Output exactly the lines between the line that contains "Read out every word on this page." and the last line of the material, counting both.
>> START AVAILABLE DATA
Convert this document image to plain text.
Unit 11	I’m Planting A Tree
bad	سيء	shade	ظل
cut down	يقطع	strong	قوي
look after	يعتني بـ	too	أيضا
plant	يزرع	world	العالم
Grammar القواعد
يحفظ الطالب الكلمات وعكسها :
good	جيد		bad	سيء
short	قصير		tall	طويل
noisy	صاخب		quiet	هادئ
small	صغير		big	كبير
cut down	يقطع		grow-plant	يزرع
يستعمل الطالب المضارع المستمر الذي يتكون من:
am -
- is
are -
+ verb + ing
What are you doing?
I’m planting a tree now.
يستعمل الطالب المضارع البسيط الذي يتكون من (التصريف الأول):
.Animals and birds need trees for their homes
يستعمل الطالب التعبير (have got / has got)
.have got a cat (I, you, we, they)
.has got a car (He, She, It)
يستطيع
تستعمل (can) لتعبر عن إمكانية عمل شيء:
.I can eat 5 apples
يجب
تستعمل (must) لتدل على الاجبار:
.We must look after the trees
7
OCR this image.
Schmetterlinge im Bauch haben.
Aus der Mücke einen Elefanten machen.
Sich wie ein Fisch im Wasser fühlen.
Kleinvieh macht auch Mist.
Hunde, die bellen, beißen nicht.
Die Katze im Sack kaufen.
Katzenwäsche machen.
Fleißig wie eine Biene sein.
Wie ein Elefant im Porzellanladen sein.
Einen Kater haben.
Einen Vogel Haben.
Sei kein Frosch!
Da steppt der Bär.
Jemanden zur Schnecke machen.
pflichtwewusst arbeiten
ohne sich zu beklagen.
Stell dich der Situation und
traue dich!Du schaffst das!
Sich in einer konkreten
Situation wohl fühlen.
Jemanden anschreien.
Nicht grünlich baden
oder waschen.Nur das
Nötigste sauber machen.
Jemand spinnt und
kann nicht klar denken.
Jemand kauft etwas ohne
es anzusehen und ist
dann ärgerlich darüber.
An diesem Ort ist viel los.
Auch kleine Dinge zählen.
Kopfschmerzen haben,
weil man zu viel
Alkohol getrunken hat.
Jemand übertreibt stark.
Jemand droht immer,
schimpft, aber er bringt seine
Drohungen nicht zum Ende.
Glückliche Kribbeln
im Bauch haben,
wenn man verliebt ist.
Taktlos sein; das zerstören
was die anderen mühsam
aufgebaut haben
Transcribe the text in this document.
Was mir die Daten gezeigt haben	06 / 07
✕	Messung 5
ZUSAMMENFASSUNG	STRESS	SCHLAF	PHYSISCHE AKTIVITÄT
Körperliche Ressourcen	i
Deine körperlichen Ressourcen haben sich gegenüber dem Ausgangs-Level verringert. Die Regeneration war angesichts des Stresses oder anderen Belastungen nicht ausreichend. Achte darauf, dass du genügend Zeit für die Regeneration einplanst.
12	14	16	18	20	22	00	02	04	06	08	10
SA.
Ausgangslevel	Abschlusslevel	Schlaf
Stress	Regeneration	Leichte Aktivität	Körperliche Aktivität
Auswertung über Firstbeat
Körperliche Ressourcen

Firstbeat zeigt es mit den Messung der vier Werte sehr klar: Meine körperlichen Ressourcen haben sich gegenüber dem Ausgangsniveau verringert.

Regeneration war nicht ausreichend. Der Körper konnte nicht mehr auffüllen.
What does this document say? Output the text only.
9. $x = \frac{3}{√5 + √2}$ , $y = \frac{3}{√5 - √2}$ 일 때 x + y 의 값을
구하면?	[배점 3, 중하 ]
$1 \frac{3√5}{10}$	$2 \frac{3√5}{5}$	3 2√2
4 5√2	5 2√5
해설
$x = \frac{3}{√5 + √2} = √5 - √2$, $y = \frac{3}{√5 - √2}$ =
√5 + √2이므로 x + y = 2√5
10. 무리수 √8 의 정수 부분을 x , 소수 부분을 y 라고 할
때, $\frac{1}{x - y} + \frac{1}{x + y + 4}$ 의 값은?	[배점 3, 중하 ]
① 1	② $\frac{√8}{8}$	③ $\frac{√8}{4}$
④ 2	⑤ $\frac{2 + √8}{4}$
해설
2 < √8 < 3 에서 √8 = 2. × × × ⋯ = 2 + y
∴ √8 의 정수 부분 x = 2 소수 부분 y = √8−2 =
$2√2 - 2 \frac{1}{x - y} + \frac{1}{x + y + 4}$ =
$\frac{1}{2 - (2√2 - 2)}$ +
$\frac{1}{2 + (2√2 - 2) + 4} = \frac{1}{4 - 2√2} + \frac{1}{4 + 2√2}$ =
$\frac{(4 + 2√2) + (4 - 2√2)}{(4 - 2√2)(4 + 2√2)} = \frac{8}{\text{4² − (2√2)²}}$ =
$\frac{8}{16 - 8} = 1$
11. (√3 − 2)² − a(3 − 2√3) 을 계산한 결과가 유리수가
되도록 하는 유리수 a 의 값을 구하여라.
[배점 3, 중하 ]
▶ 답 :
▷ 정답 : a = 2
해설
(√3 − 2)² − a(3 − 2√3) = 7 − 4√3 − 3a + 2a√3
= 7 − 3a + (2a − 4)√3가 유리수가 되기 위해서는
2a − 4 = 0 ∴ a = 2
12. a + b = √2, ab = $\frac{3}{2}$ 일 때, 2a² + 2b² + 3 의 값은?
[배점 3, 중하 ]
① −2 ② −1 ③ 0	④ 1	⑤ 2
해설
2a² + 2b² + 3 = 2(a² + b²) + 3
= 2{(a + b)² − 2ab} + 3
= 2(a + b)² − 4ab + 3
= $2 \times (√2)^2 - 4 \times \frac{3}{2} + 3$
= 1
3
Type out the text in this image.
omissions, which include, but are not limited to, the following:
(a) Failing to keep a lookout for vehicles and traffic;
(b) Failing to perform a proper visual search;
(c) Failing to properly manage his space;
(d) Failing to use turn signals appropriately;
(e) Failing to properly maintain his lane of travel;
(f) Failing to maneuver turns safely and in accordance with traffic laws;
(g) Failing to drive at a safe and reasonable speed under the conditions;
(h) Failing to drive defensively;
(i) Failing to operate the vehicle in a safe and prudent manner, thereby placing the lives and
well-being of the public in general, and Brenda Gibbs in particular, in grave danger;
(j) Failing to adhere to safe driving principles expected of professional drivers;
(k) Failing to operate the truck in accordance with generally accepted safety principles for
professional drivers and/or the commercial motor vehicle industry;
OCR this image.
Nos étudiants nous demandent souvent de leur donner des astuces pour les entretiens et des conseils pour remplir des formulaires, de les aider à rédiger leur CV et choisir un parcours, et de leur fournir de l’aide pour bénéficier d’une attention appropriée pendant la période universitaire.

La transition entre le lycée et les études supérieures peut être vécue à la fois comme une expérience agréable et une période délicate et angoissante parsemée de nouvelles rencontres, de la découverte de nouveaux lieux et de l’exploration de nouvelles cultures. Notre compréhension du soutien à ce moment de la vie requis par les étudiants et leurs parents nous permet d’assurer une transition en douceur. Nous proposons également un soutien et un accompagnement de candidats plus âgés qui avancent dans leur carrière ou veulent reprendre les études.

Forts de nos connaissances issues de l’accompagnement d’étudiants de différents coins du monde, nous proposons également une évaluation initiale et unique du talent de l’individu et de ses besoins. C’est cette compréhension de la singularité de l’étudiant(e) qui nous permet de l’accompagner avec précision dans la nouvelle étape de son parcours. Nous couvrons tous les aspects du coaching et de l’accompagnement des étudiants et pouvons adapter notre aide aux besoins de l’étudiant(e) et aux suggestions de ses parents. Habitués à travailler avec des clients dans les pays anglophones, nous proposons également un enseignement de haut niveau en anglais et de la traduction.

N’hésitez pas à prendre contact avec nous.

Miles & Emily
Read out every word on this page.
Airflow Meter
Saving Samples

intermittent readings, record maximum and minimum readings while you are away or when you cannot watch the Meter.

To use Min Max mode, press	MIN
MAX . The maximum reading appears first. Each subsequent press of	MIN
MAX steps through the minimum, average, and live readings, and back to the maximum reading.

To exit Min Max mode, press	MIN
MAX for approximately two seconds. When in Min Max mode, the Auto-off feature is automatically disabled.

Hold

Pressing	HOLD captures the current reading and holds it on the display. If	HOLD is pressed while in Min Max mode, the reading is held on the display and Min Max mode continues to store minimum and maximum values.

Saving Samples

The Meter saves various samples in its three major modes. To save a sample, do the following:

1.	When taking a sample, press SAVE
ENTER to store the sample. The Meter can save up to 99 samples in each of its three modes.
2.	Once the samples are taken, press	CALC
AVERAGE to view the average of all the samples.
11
>> END AVAILABLE DATA
§ SOLUTION TO THIS PROBLEM:
Read out every word on this page.
Airflow Meter
Saving Samples

intermittent readings, record maximum and minimum readings while you are away or when you cannot watch the Meter.

To use Min Max mode, press	MIN
MAX . The maximum reading appears first. Each subsequent press of	MIN
MAX steps through the minimum, average, and live readings, and back to the maximum reading.

To exit Min Max mode, press	MIN
MAX for approximately two seconds. When in Min Max mode, the Auto-off feature is automatically disabled.

Hold

Pressing	HOLD captures the current reading and holds it on the display. If	HOLD is pressed while in Min Max mode, the reading is held on the display and Min Max mode continues to store minimum and maximum values.

Saving Samples

The Meter saves various samples in its three major modes. To save a sample, do the following:

1.	When taking a sample, press SAVE
ENTER to store the sample. The Meter can save up to 99 samples in each of its three modes.
2.	Once the samples are taken, press	CALC
AVERAGE to view the average of all the samples.
11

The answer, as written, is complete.